Work to do
The records that follow need to be output exactly as they are.

Data for processing
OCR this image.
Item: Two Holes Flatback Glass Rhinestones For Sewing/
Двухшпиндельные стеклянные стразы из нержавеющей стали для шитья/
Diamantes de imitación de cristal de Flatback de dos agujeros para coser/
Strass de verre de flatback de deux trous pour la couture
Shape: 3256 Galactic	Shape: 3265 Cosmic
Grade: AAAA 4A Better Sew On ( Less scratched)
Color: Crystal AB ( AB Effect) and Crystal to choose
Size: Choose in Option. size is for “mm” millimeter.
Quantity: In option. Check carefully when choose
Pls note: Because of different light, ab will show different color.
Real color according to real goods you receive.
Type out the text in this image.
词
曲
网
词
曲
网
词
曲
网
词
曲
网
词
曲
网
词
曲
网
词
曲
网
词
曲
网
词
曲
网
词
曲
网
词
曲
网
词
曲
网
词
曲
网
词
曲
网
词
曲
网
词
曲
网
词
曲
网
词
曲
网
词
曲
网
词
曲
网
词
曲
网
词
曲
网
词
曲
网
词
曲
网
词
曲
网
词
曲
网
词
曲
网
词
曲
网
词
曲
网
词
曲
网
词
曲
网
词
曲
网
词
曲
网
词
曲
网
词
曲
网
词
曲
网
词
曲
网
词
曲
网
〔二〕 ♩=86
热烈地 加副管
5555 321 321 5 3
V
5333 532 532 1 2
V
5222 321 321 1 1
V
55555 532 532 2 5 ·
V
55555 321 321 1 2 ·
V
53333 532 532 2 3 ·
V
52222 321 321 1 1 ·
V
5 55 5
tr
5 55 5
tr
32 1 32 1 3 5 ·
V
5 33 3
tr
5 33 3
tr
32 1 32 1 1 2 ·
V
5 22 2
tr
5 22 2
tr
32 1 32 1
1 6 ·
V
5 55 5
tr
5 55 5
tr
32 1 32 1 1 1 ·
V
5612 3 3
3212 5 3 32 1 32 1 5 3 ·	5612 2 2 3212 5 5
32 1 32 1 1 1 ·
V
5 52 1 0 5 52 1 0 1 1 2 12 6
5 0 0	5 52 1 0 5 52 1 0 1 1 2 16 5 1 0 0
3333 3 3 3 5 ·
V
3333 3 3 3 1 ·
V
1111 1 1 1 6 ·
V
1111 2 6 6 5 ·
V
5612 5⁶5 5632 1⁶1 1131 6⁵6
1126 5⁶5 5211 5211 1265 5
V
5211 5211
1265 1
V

Output for this task
OCR this image.
Item: Two Holes Flatback Glass Rhinestones For Sewing/
Двухшпиндельные стеклянные стразы из нержавеющей стали для шитья/
Diamantes de imitación de cristal de Flatback de dos agujeros para coser/
Strass de verre de flatback de deux trous pour la couture
Shape: 3256 Galactic	Shape: 3265 Cosmic
Grade: AAAA 4A Better Sew On ( Less scratched)
Color: Crystal AB ( AB Effect) and Crystal to choose
Size: Choose in Option. size is for “mm” millimeter.
Quantity: In option. Check carefully when choose
Pls note: Because of different light, ab will show different color.
Real color according to real goods you receive.
Type out the text in this image.
词
曲
网
词
曲
网
词
曲
网
词
曲
网
词
曲
网
词
曲
网
词
曲
网
词
曲
网
词
曲
网
词
曲
网
词
曲
网
词
曲
网
词
曲
网
词
曲
网
词
曲
网
词
曲
网
词
曲
网
词
曲
网
词
曲
网
词
曲
网
词
曲
网
词
曲
网
词
曲
网
词
曲
网
词
曲
网
词
曲
网
词
曲
网
词
曲
网
词
曲
网
词
曲
网
词
曲
网
词
曲
网
词
曲
网
词
曲
网
词
曲
网
词
曲
网
词
曲
网
词
曲
网
〔二〕 ♩=86
热烈地 加副管
5555 321 321 5 3
V
5333 532 532 1 2
V
5222 321 321 1 1
V
55555 532 532 2 5 ·
V
55555 321 321 1 2 ·
V
53333 532 532 2 3 ·
V
52222 321 321 1 1 ·
V
5 55 5
tr
5 55 5
tr
32 1 32 1 3 5 ·
V
5 33 3
tr
5 33 3
tr
32 1 32 1 1 2 ·
V
5 22 2
tr
5 22 2
tr
32 1 32 1
1 6 ·
V
5 55 5
tr
5 55 5
tr
32 1 32 1 1 1 ·
V
5612 3 3
3212 5 3 32 1 32 1 5 3 ·	5612 2 2 3212 5 5
32 1 32 1 1 1 ·
V
5 52 1 0 5 52 1 0 1 1 2 12 6
5 0 0	5 52 1 0 5 52 1 0 1 1 2 16 5 1 0 0
3333 3 3 3 5 ·
V
3333 3 3 3 1 ·
V
1111 1 1 1 6 ·
V
1111 2 6 6 5 ·
V
5612 5⁶5 5632 1⁶1 1131 6⁵6
1126 5⁶5 5211 5211 1265 5
V
5211 5211
1265 1
V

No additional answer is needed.